══ Input ══

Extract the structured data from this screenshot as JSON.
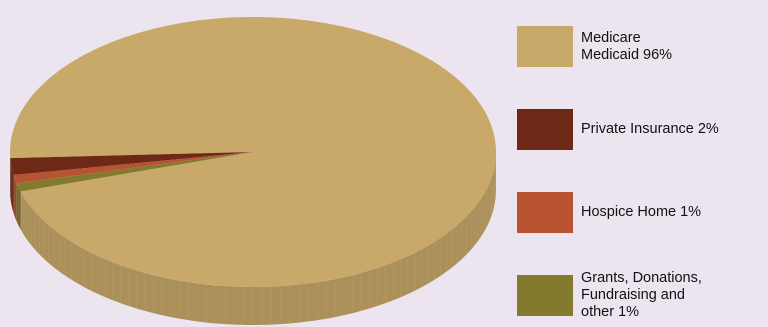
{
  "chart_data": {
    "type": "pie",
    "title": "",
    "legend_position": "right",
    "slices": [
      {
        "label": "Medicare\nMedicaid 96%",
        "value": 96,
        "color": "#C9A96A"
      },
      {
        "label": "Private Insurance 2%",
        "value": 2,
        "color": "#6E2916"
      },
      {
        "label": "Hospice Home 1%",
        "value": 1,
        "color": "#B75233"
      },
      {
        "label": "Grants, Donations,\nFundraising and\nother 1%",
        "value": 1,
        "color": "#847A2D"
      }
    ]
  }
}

═══

The exercise:
Without including any pictures, reproduce the listing exactly.

Reply to the exercise:
Extract the structured data from this screenshot as JSON.
{
  "chart_data": {
    "type": "pie",
    "title": "",
    "legend_position": "right",
    "slices": [
      {
        "label": "Medicare\nMedicaid 96%",
        "value": 96,
        "color": "#C9A96A"
      },
      {
        "label": "Private Insurance 2%",
        "value": 2,
        "color": "#6E2916"
      },
      {
        "label": "Hospice Home 1%",
        "value": 1,
        "color": "#B75233"
      },
      {
        "label": "Grants, Donations,\nFundraising and\nother 1%",
        "value": 1,
        "color": "#847A2D"
      }
    ]
  }
}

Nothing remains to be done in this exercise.